Aim of the task
Can you transcribe every line exactly and leave the pictures behind?

Provided records
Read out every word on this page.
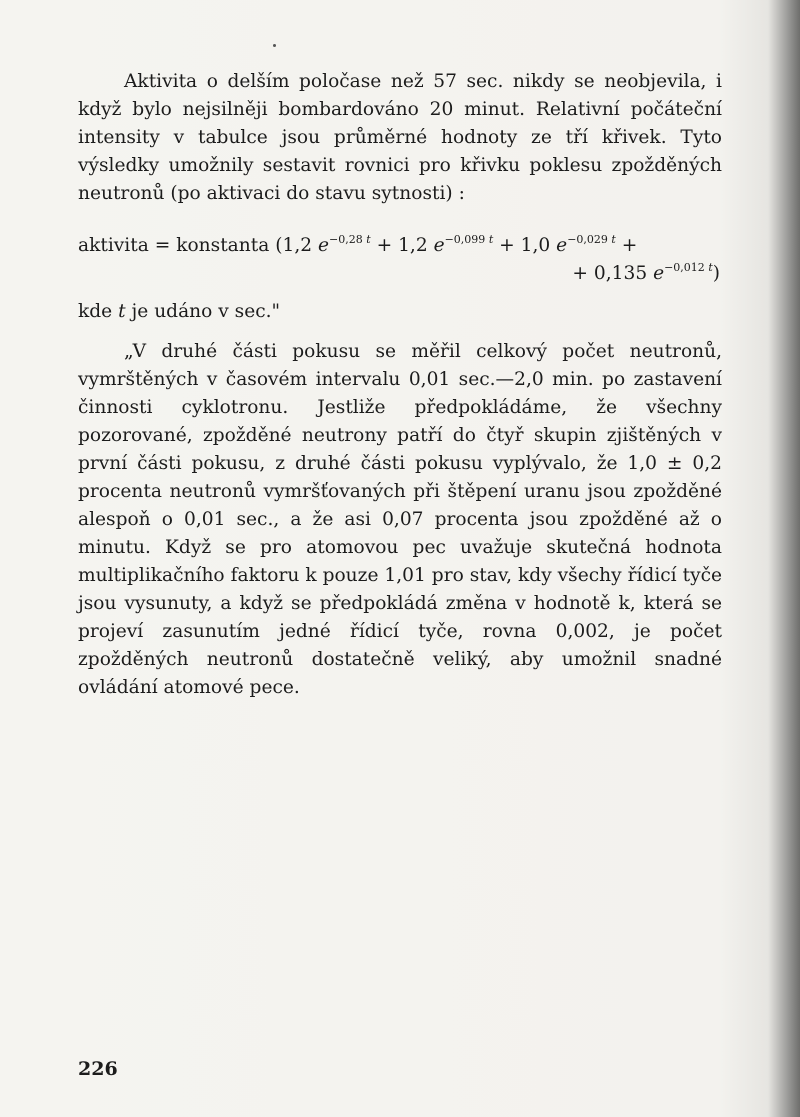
Aktivita o delším poločase než 57 sec. nikdy se neobjevila, i když bylo nejsilněji bombardováno 20 minut. Relativní počáteční intensity v tabulce jsou průměrné hodnoty ze tří křivek. Tyto výsledky umožnily sestavit rovnici pro křivku poklesu zpožděných neutronů (po aktivaci do stavu sytnosti) :

aktivita = konstanta (1,2 $e^{-0,28 t} + 1,2$ $e^{-0,099 t} + 1,0$ $e^{-0,029 t}$ +
+ 0,135 $e^{-0,012 t}$)

kde t je udáno v sec."

„V druhé části pokusu se měřil celkový počet neutronů, vymrštěných v časovém intervalu 0,01 sec.—2,0 min. po zastavení činnosti cyklotronu. Jestliže předpokládáme, že všechny pozorované, zpožděné neutrony patří do čtyř skupin zjištěných v první části pokusu, z druhé části pokusu vyplývalo, že 1,0 ± 0,2 procenta neutronů vymršťovaných při štěpení uranu jsou zpožděné alespoň o 0,01 sec., a že asi 0,07 procenta jsou zpožděné až o minutu. Když se pro atomovou pec uvažuje skutečná hodnota multiplikačního faktoru k pouze 1,01 pro stav, kdy všechy řídicí tyče jsou vysunuty, a když se předpokládá změna v hodnotě k, která se projeví zasunutím jedné řídicí tyče, rovna 0,002, je počet zpožděných neutronů dostatečně veliký, aby umožnil snadné ovládání atomové pece.

226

Expected answer
Read out every word on this page.
Aktivita o delším poločase než 57 sec. nikdy se neobjevila, i když bylo nejsilněji bombardováno 20 minut. Relativní počáteční intensity v tabulce jsou průměrné hodnoty ze tří křivek. Tyto výsledky umožnily sestavit rovnici pro křivku poklesu zpožděných neutronů (po aktivaci do stavu sytnosti) :

aktivita = konstanta (1,2 $e^{-0,28 t} + 1,2$ $e^{-0,099 t} + 1,0$ $e^{-0,029 t}$ +
+ 0,135 $e^{-0,012 t}$)

kde t je udáno v sec."

„V druhé části pokusu se měřil celkový počet neutronů, vymrštěných v časovém intervalu 0,01 sec.—2,0 min. po zastavení činnosti cyklotronu. Jestliže předpokládáme, že všechny pozorované, zpožděné neutrony patří do čtyř skupin zjištěných v první části pokusu, z druhé části pokusu vyplývalo, že 1,0 ± 0,2 procenta neutronů vymršťovaných při štěpení uranu jsou zpožděné alespoň o 0,01 sec., a že asi 0,07 procenta jsou zpožděné až o minutu. Když se pro atomovou pec uvažuje skutečná hodnota multiplikačního faktoru k pouze 1,01 pro stav, kdy všechy řídicí tyče jsou vysunuty, a když se předpokládá změna v hodnotě k, která se projeví zasunutím jedné řídicí tyče, rovna 0,002, je počet zpožděných neutronů dostatečně veliký, aby umožnil snadné ovládání atomové pece.

226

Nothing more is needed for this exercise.